Set problem: Without omitting anything, retype the data that follows.
──────── Material ────────
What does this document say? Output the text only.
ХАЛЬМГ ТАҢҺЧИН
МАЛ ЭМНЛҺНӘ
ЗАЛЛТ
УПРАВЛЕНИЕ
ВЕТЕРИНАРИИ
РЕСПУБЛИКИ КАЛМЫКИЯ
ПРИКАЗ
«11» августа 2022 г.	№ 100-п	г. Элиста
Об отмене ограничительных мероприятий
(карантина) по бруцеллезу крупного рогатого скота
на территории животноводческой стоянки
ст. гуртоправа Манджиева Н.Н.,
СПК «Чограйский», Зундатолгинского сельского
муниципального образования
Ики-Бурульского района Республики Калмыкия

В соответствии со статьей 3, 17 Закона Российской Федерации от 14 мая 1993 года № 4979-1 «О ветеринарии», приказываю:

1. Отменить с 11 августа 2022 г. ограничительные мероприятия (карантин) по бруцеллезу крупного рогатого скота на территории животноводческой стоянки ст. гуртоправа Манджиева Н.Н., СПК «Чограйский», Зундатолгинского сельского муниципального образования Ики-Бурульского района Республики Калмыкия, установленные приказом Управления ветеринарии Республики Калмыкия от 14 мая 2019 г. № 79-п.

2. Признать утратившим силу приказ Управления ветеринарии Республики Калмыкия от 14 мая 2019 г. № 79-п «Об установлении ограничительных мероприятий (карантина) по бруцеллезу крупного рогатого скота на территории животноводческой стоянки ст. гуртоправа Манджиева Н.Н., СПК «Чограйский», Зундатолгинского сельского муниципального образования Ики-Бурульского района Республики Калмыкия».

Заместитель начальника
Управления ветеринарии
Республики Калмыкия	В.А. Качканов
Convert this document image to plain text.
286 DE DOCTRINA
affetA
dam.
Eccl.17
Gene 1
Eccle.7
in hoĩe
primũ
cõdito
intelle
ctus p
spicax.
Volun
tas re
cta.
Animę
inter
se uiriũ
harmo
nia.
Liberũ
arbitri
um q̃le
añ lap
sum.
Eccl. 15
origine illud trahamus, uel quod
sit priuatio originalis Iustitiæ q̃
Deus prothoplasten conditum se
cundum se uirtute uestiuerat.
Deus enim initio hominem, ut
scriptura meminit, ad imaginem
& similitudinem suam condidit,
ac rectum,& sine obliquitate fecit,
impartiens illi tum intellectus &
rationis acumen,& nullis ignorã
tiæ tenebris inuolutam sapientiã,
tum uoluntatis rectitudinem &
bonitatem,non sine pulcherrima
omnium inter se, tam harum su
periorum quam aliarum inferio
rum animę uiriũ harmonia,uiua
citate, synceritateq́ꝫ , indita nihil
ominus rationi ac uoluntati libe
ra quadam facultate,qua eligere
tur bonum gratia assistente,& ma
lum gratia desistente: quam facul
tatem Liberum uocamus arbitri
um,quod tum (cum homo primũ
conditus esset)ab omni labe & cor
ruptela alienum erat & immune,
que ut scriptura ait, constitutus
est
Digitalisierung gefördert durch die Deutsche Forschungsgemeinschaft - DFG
────────
Response:
What does this document say? Output the text only.
ХАЛЬМГ ТАҢҺЧИН
МАЛ ЭМНЛҺНӘ
ЗАЛЛТ
УПРАВЛЕНИЕ
ВЕТЕРИНАРИИ
РЕСПУБЛИКИ КАЛМЫКИЯ
ПРИКАЗ
«11» августа 2022 г.	№ 100-п	г. Элиста
Об отмене ограничительных мероприятий
(карантина) по бруцеллезу крупного рогатого скота
на территории животноводческой стоянки
ст. гуртоправа Манджиева Н.Н.,
СПК «Чограйский», Зундатолгинского сельского
муниципального образования
Ики-Бурульского района Республики Калмыкия

В соответствии со статьей 3, 17 Закона Российской Федерации от 14 мая 1993 года № 4979-1 «О ветеринарии», приказываю:

1. Отменить с 11 августа 2022 г. ограничительные мероприятия (карантин) по бруцеллезу крупного рогатого скота на территории животноводческой стоянки ст. гуртоправа Манджиева Н.Н., СПК «Чограйский», Зундатолгинского сельского муниципального образования Ики-Бурульского района Республики Калмыкия, установленные приказом Управления ветеринарии Республики Калмыкия от 14 мая 2019 г. № 79-п.

2. Признать утратившим силу приказ Управления ветеринарии Республики Калмыкия от 14 мая 2019 г. № 79-п «Об установлении ограничительных мероприятий (карантина) по бруцеллезу крупного рогатого скота на территории животноводческой стоянки ст. гуртоправа Манджиева Н.Н., СПК «Чограйский», Зундатолгинского сельского муниципального образования Ики-Бурульского района Республики Калмыкия».

Заместитель начальника
Управления ветеринарии
Республики Калмыкия	В.А. Качканов
Convert this document image to plain text.
286 DE DOCTRINA
affetA
dam.
Eccl.17
Gene 1
Eccle.7
in hoĩe
primũ
cõdito
intelle
ctus p
spicax.
Volun
tas re
cta.
Animę
inter
se uiriũ
harmo
nia.
Liberũ
arbitri
um q̃le
añ lap
sum.
Eccl. 15
origine illud trahamus, uel quod
sit priuatio originalis Iustitiæ q̃
Deus prothoplasten conditum se
cundum se uirtute uestiuerat.
Deus enim initio hominem, ut
scriptura meminit, ad imaginem
& similitudinem suam condidit,
ac rectum,& sine obliquitate fecit,
impartiens illi tum intellectus &
rationis acumen,& nullis ignorã
tiæ tenebris inuolutam sapientiã,
tum uoluntatis rectitudinem &
bonitatem,non sine pulcherrima
omnium inter se, tam harum su
periorum quam aliarum inferio
rum animę uiriũ harmonia,uiua
citate, synceritateq́ꝫ , indita nihil
ominus rationi ac uoluntati libe
ra quadam facultate,qua eligere
tur bonum gratia assistente,& ma
lum gratia desistente: quam facul
tatem Liberum uocamus arbitri
um,quod tum (cum homo primũ
conditus esset)ab omni labe & cor
ruptela alienum erat & immune,
que ut scriptura ait, constitutus
est
Digitalisierung gefördert durch die Deutsche Forschungsgemeinschaft - DFG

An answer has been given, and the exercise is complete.